### [What is being asked]
Return exactly the lines of the data below, from the one that contains "Output the text content of this document." through the final line, and leave out every picture.

(Saved entries)
-------------------------
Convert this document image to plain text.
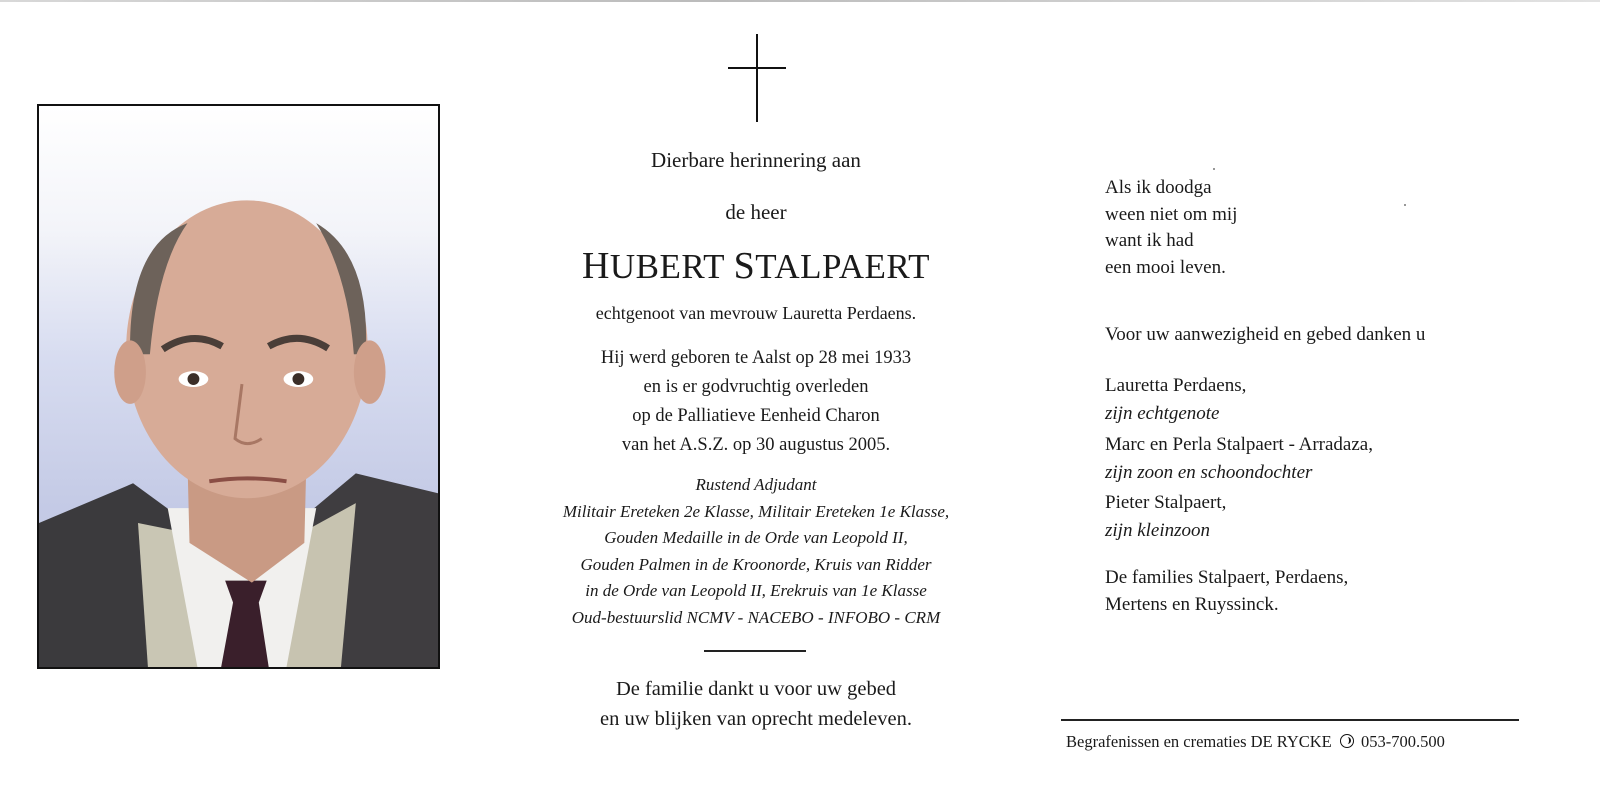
Dierbare herinnering aan
de heer
HUBERT STALPAERT
echtgenoot van mevrouw Lauretta Perdaens.
Hij werd geboren te Aalst op 28 mei 1933
en is er godvruchtig overleden
op de Palliatieve Eenheid Charon
van het A.S.Z. op 30 augustus 2005.
Rustend Adjudant
Militair Ereteken 2e Klasse, Militair Ereteken 1e Klasse,
Gouden Medaille in de Orde van Leopold II,
Gouden Palmen in de Kroonorde, Kruis van Ridder
in de Orde van Leopold II, Erekruis van 1e Klasse
Oud-bestuurslid NCMV - NACEBO - INFOBO - CRM
De familie dankt u voor uw gebed
en uw blijken van oprecht medeleven.
Als ik doodga
ween niet om mij
want ik had
een mooi leven.
Voor uw aanwezigheid en gebed danken u
Lauretta Perdaens,
zijn echtgenote
Marc en Perla Stalpaert - Arradaza,
zijn zoon en schoondochter
Pieter Stalpaert,
zijn kleinzoon
De families Stalpaert, Perdaens,
Mertens en Ruyssinck.
Begrafenissen en crematies DE RYCKE 053-700.500
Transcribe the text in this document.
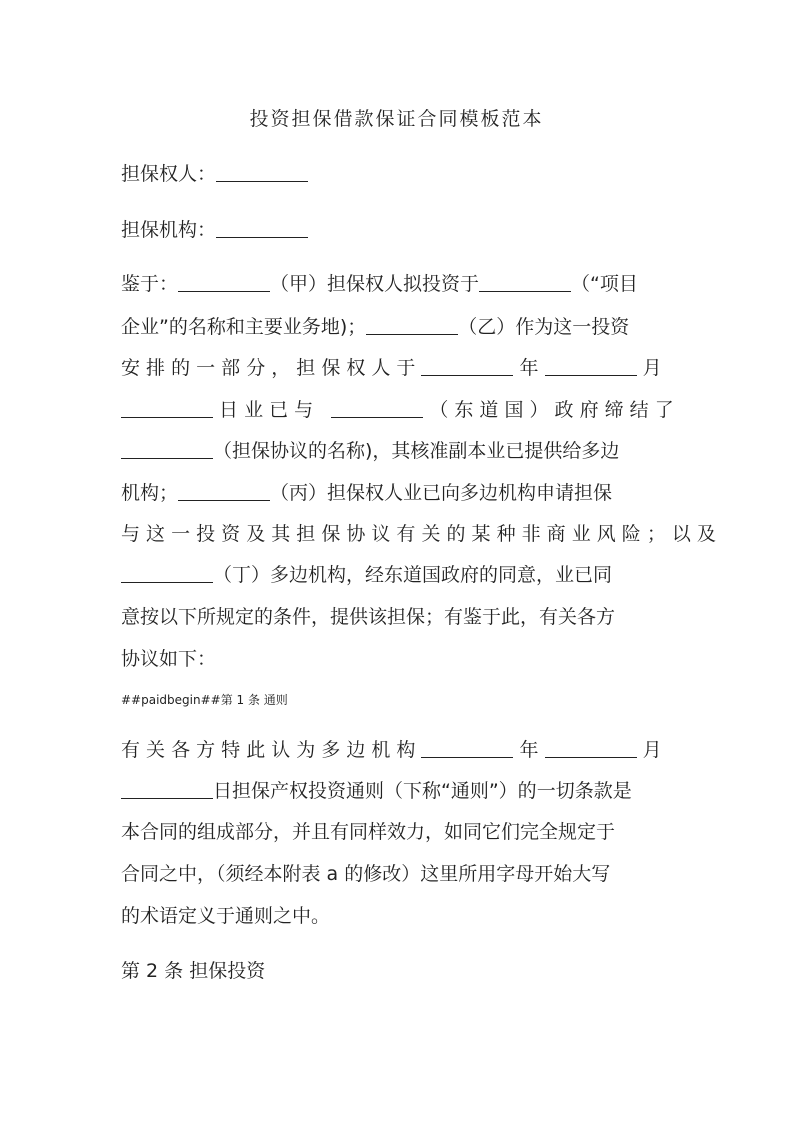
投资担保借款保证合同模板范本
担保权人：
担保机构：
鉴于：	（甲）担保权人拟投资于	（“项目
企业”的名称和主要业务地)；	（乙）作为这一投资
安 排 的 一 部 分 ， 担 保 权 人 于	年	月
日 业 已 与	（ 东 道 国 ） 政 府 缔 结 了
（担保协议的名称)，其核准副本业已提供给多边
机构；	（丙）担保权人业已向多边机构申请担保
与 这 一 投 资 及 其 担 保 协 议 有 关 的 某 种 非 商 业 风 险 ； 以 及
（丁）多边机构，经东道国政府的同意，业已同
意按以下所规定的条件，提供该担保；有鉴于此，有关各方
协议如下：
##paidbegin##第 1 条 通则
有 关 各 方 特 此 认 为 多 边 机 构	年	月
日担保产权投资通则（下称“通则”）的一切条款是
本合同的组成部分，并且有同样效力，如同它们完全规定于
合同之中，（须经本附表 a 的修改）这里所用字母开始大写
的术语定义于通则之中。
第 2 条 担保投资
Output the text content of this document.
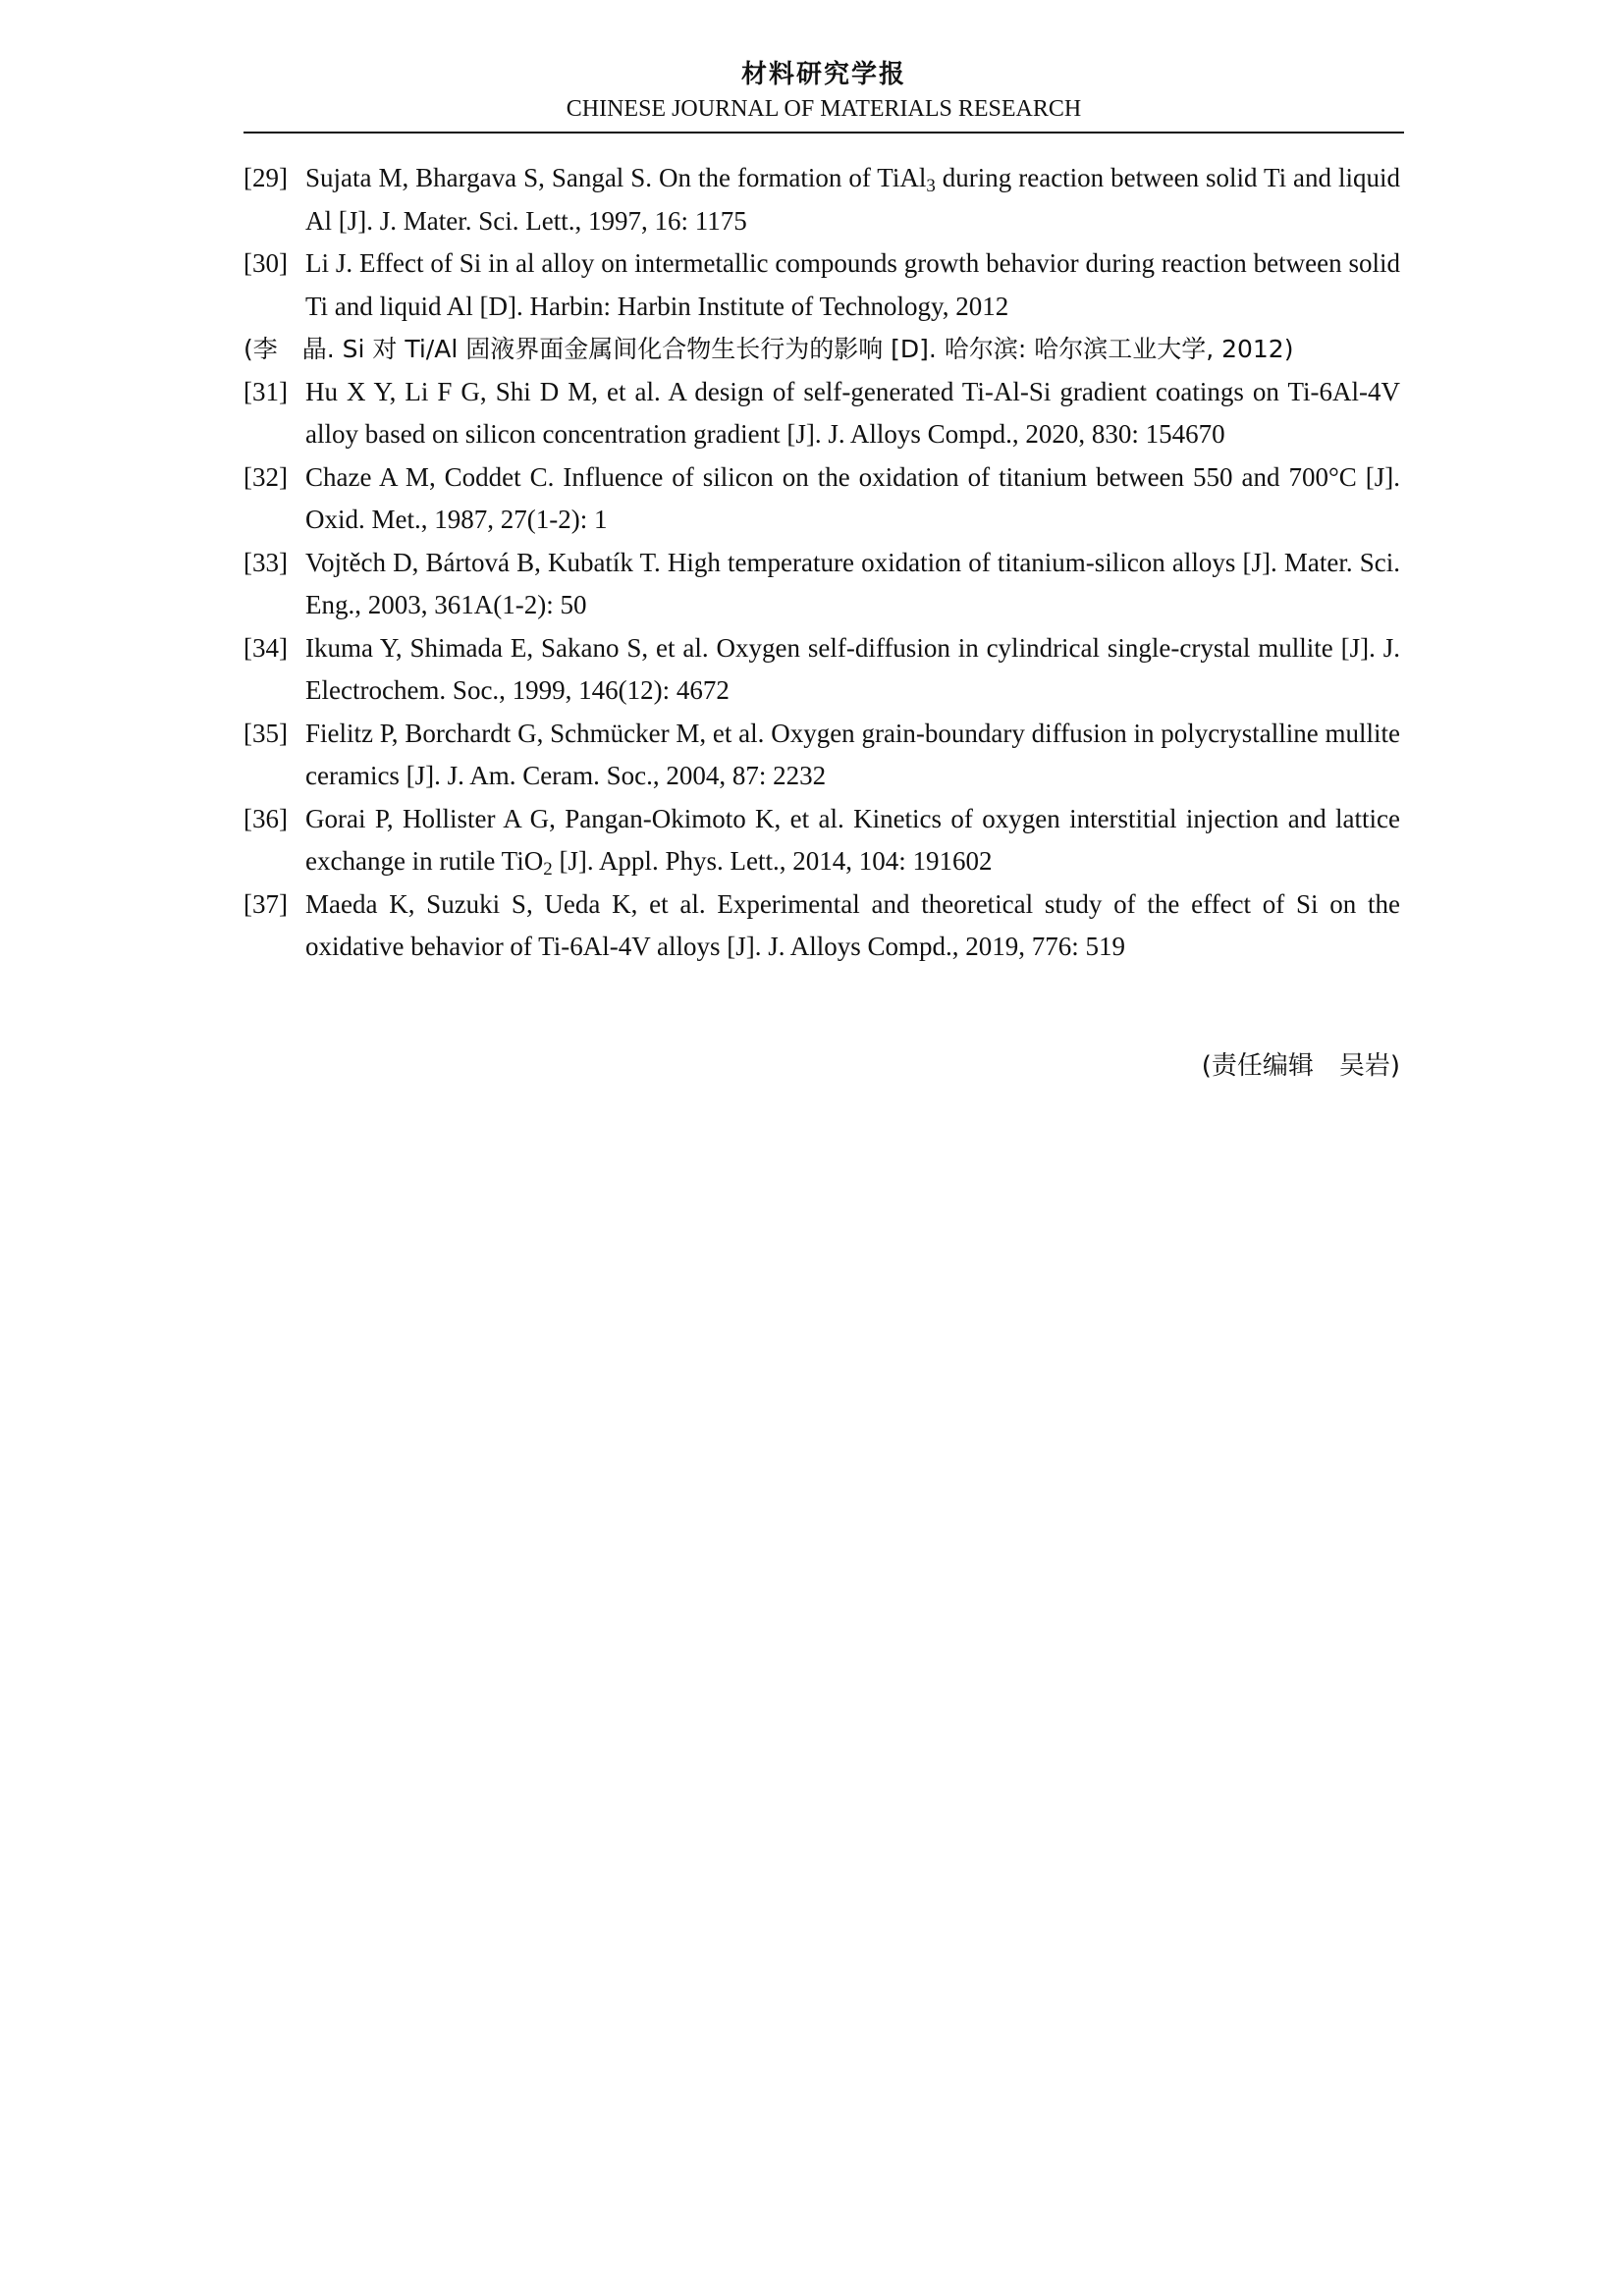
材料研究学报
CHINESE JOURNAL OF MATERIALS RESEARCH
[29] Sujata M, Bhargava S, Sangal S. On the formation of TiAl$_3$ during reaction between solid Ti and liquid Al [J]. J. Mater. Sci. Lett., 1997, 16: 1175
[30] Li J. Effect of Si in al alloy on intermetallic compounds growth behavior during reaction between solid Ti and liquid Al [D]. Harbin: Harbin Institute of Technology, 2012
(李　晶. Si 对 Ti/Al 固液界面金属间化合物生长行为的影响 [D]. 哈尔滨: 哈尔滨工业大学, 2012)
[31] Hu X Y, Li F G, Shi D M, et al. A design of self-generated Ti-Al-Si gradient coatings on Ti-6Al-4V alloy based on silicon concentration gradient [J]. J. Alloys Compd., 2020, 830: 154670
[32] Chaze A M, Coddet C. Influence of silicon on the oxidation of titanium between 550 and 700°C [J]. Oxid. Met., 1987, 27(1-2): 1
[33] Vojtěch D, Bártová B, Kubatík T. High temperature oxidation of titanium-silicon alloys [J]. Mater. Sci. Eng., 2003, 361A(1-2): 50
[34] Ikuma Y, Shimada E, Sakano S, et al. Oxygen self-diffusion in cylindrical single-crystal mullite [J]. J. Electrochem. Soc., 1999, 146(12): 4672
[35] Fielitz P, Borchardt G, Schmücker M, et al. Oxygen grain-boundary diffusion in polycrystalline mullite ceramics [J]. J. Am. Ceram. Soc., 2004, 87: 2232
[36] Gorai P, Hollister A G, Pangan-Okimoto K, et al. Kinetics of oxygen interstitial injection and lattice exchange in rutile TiO$_2$ [J]. Appl. Phys. Lett., 2014, 104: 191602
[37] Maeda K, Suzuki S, Ueda K, et al. Experimental and theoretical study of the effect of Si on the oxidative behavior of Ti-6Al-4V alloys [J]. J. Alloys Compd., 2019, 776: 519
(责任编辑　吴岩)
-------------------------
### [The response]
Output the text content of this document.
材料研究学报
CHINESE JOURNAL OF MATERIALS RESEARCH
[29] Sujata M, Bhargava S, Sangal S. On the formation of TiAl$_3$ during reaction between solid Ti and liquid Al [J]. J. Mater. Sci. Lett., 1997, 16: 1175
[30] Li J. Effect of Si in al alloy on intermetallic compounds growth behavior during reaction between solid Ti and liquid Al [D]. Harbin: Harbin Institute of Technology, 2012
(李　晶. Si 对 Ti/Al 固液界面金属间化合物生长行为的影响 [D]. 哈尔滨: 哈尔滨工业大学, 2012)
[31] Hu X Y, Li F G, Shi D M, et al. A design of self-generated Ti-Al-Si gradient coatings on Ti-6Al-4V alloy based on silicon concentration gradient [J]. J. Alloys Compd., 2020, 830: 154670
[32] Chaze A M, Coddet C. Influence of silicon on the oxidation of titanium between 550 and 700°C [J]. Oxid. Met., 1987, 27(1-2): 1
[33] Vojtěch D, Bártová B, Kubatík T. High temperature oxidation of titanium-silicon alloys [J]. Mater. Sci. Eng., 2003, 361A(1-2): 50
[34] Ikuma Y, Shimada E, Sakano S, et al. Oxygen self-diffusion in cylindrical single-crystal mullite [J]. J. Electrochem. Soc., 1999, 146(12): 4672
[35] Fielitz P, Borchardt G, Schmücker M, et al. Oxygen grain-boundary diffusion in polycrystalline mullite ceramics [J]. J. Am. Ceram. Soc., 2004, 87: 2232
[36] Gorai P, Hollister A G, Pangan-Okimoto K, et al. Kinetics of oxygen interstitial injection and lattice exchange in rutile TiO$_2$ [J]. Appl. Phys. Lett., 2014, 104: 191602
[37] Maeda K, Suzuki S, Ueda K, et al. Experimental and theoretical study of the effect of Si on the oxidative behavior of Ti-6Al-4V alloys [J]. J. Alloys Compd., 2019, 776: 519
(责任编辑　吴岩)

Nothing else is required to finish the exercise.